Records follow. Copy every line with "that".

Dataset items:
------------------------------------
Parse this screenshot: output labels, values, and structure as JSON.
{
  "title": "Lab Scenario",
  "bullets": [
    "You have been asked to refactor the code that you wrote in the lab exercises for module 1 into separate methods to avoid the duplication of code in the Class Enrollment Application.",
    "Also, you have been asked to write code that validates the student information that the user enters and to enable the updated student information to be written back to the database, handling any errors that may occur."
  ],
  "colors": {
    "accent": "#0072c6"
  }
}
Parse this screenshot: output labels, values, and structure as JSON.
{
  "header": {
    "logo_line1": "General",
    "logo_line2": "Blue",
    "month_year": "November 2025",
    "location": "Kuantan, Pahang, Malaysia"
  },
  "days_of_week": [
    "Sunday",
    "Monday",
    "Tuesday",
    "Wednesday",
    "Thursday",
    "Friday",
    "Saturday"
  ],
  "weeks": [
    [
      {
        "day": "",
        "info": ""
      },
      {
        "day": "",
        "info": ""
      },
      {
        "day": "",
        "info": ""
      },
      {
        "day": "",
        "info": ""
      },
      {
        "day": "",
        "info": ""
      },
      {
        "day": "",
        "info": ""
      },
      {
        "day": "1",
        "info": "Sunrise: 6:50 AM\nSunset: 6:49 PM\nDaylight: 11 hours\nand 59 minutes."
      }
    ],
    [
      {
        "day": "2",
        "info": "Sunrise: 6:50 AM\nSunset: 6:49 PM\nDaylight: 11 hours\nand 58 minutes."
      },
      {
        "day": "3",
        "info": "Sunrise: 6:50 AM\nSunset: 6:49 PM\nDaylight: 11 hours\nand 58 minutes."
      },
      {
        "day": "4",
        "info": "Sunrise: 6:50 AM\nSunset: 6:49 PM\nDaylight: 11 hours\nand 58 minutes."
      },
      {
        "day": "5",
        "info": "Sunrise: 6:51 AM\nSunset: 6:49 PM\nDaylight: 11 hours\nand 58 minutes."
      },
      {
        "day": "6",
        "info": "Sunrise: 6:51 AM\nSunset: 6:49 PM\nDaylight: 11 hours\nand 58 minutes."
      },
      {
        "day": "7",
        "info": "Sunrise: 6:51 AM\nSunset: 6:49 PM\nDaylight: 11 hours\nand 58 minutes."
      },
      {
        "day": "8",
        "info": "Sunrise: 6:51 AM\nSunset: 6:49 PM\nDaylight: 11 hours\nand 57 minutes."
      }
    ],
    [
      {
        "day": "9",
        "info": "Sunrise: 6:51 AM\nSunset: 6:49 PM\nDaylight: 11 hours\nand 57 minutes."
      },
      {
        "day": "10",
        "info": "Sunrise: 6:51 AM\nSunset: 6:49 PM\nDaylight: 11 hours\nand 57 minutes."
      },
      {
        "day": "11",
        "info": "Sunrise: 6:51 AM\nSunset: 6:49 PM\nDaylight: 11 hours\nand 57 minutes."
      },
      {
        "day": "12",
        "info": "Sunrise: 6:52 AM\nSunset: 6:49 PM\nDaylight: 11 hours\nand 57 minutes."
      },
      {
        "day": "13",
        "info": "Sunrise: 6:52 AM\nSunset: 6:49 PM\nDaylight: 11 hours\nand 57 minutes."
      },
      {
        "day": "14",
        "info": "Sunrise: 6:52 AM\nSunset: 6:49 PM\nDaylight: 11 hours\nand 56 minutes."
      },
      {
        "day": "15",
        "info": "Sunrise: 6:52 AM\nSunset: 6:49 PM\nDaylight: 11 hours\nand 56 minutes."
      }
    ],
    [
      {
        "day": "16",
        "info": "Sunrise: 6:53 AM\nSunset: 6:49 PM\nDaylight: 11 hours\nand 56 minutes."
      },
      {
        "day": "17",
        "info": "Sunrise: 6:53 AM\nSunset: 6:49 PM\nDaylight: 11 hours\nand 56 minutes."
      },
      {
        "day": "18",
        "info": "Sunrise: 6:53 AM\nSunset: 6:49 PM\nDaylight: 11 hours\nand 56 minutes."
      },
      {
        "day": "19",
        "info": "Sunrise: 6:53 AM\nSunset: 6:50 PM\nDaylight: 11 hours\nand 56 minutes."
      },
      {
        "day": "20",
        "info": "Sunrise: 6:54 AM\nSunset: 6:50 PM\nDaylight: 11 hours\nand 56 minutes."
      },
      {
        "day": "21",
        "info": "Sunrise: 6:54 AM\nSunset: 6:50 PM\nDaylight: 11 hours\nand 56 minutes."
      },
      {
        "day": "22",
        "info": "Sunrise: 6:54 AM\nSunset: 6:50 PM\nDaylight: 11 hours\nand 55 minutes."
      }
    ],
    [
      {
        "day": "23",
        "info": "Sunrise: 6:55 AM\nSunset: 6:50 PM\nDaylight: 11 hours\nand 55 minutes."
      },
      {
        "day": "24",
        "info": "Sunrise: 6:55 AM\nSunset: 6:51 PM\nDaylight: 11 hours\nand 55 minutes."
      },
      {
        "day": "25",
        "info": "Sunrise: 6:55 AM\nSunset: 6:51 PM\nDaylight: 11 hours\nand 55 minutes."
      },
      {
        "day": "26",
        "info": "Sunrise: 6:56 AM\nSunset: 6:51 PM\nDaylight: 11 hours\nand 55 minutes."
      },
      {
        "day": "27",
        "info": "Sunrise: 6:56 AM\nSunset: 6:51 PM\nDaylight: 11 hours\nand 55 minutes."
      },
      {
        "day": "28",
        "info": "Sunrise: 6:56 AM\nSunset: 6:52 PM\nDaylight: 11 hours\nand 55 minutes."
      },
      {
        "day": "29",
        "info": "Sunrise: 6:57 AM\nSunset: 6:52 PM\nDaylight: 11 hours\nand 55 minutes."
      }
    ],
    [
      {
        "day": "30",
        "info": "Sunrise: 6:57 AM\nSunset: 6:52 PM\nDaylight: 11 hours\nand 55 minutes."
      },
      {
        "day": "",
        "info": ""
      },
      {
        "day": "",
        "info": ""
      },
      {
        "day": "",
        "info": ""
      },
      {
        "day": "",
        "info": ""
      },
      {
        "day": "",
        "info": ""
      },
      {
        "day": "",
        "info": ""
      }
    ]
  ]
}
------------------------------------
## FULL OUTPUT
    "You have been asked to refactor the code that you wrote in the lab exercises for module 1 into separate methods to avoid the duplication of code in the Class Enrollment Application.",
    "Also, you have been asked to write code that validates the student information that the user enters and to enable the updated student information to be written back to the database, handling any errors that may occur."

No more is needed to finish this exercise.